Copy out every line of the data below word for word, without the pictures.

## START DATA SHOWN

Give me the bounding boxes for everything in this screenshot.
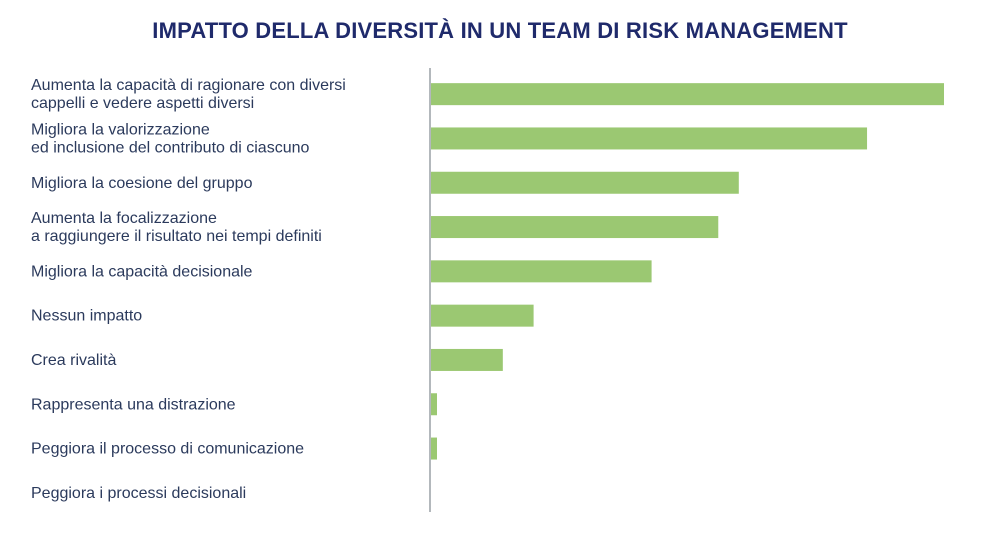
bar bbox=[431, 260, 652, 283]
category-label-line: Nessun impatto bbox=[31, 308, 142, 325]
chart-title: IMPATTO DELLA DIVERSITÀ IN UN TEAM DI RI… bbox=[152, 18, 848, 43]
category-label: Peggiora il processo di comunicazione bbox=[31, 441, 304, 458]
category-label: Crea rivalità bbox=[31, 352, 116, 369]
category-label-line: Migliora la coesione del gruppo bbox=[31, 175, 253, 192]
bar bbox=[431, 216, 719, 239]
bar bbox=[431, 304, 534, 327]
category-label: Migliora la coesione del gruppo bbox=[31, 175, 253, 192]
category-label: Migliora la capacità decisionale bbox=[31, 263, 253, 280]
category-label: Nessun impatto bbox=[31, 308, 142, 325]
category-label-line: Peggiora i processi decisionali bbox=[31, 485, 246, 502]
category-label: Aumenta la focalizzazione a raggiungere i… bbox=[31, 210, 322, 245]
category-label-line: a raggiungere il risultato nei tempi def… bbox=[31, 228, 322, 245]
category-label-line: ed inclusione del contributo di ciascuno bbox=[31, 139, 310, 156]
category-label: Peggiora i processi decisionali bbox=[31, 485, 246, 502]
bar bbox=[431, 393, 437, 416]
category-label-line: Aumenta la focalizzazione bbox=[31, 210, 217, 227]
category-label-line: Migliora la capacità decisionale bbox=[31, 263, 253, 280]
category-label-line: cappelli e vedere aspetti diversi bbox=[31, 95, 254, 112]
bar bbox=[431, 171, 739, 194]
category-label: Rappresenta una distrazione bbox=[31, 396, 236, 413]
category-label-line: Crea rivalità bbox=[31, 352, 116, 369]
bar bbox=[431, 127, 868, 150]
category-label: Migliora la valorizzazione ed inclusione … bbox=[31, 121, 310, 156]
category-label-line: Aumenta la capacità di ragionare con div… bbox=[31, 77, 346, 94]
category-label-line: Migliora la valorizzazione bbox=[31, 121, 210, 138]
bar bbox=[431, 83, 944, 106]
category-label-line: Rappresenta una distrazione bbox=[31, 396, 236, 413]
category-label-line: Peggiora il processo di comunicazione bbox=[31, 441, 304, 458]
bar bbox=[431, 437, 437, 460]
bar bbox=[431, 348, 503, 371]
category-label: Aumenta la capacità di ragionare con div… bbox=[31, 77, 346, 112]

## END DATA SHOWN

SOLUTION TO THE EXERCISE:
Give me the bounding boxes for everything in this screenshot.
bar bbox=[431, 260, 652, 283]
category-label-line: Nessun impatto bbox=[31, 308, 142, 325]
chart-title: IMPATTO DELLA DIVERSITÀ IN UN TEAM DI RI… bbox=[152, 18, 848, 43]
category-label: Peggiora il processo di comunicazione bbox=[31, 441, 304, 458]
category-label: Crea rivalità bbox=[31, 352, 116, 369]
category-label-line: Migliora la coesione del gruppo bbox=[31, 175, 253, 192]
bar bbox=[431, 216, 719, 239]
bar bbox=[431, 304, 534, 327]
category-label: Migliora la coesione del gruppo bbox=[31, 175, 253, 192]
category-label: Migliora la capacità decisionale bbox=[31, 263, 253, 280]
category-label: Nessun impatto bbox=[31, 308, 142, 325]
category-label-line: Peggiora i processi decisionali bbox=[31, 485, 246, 502]
category-label: Aumenta la focalizzazione a raggiungere i… bbox=[31, 210, 322, 245]
category-label-line: a raggiungere il risultato nei tempi def… bbox=[31, 228, 322, 245]
category-label-line: ed inclusione del contributo di ciascuno bbox=[31, 139, 310, 156]
category-label: Peggiora i processi decisionali bbox=[31, 485, 246, 502]
bar bbox=[431, 393, 437, 416]
category-label-line: Aumenta la focalizzazione bbox=[31, 210, 217, 227]
category-label-line: Migliora la capacità decisionale bbox=[31, 263, 253, 280]
category-label-line: cappelli e vedere aspetti diversi bbox=[31, 95, 254, 112]
bar bbox=[431, 171, 739, 194]
category-label: Rappresenta una distrazione bbox=[31, 396, 236, 413]
category-label-line: Crea rivalità bbox=[31, 352, 116, 369]
bar bbox=[431, 127, 868, 150]
category-label: Migliora la valorizzazione ed inclusione … bbox=[31, 121, 310, 156]
category-label-line: Aumenta la capacità di ragionare con div… bbox=[31, 77, 346, 94]
category-label-line: Migliora la valorizzazione bbox=[31, 121, 210, 138]
bar bbox=[431, 83, 944, 106]
category-label-line: Rappresenta una distrazione bbox=[31, 396, 236, 413]
category-label-line: Peggiora il processo di comunicazione bbox=[31, 441, 304, 458]
bar bbox=[431, 437, 437, 460]
bar bbox=[431, 348, 503, 371]
category-label: Aumenta la capacità di ragionare con div… bbox=[31, 77, 346, 112]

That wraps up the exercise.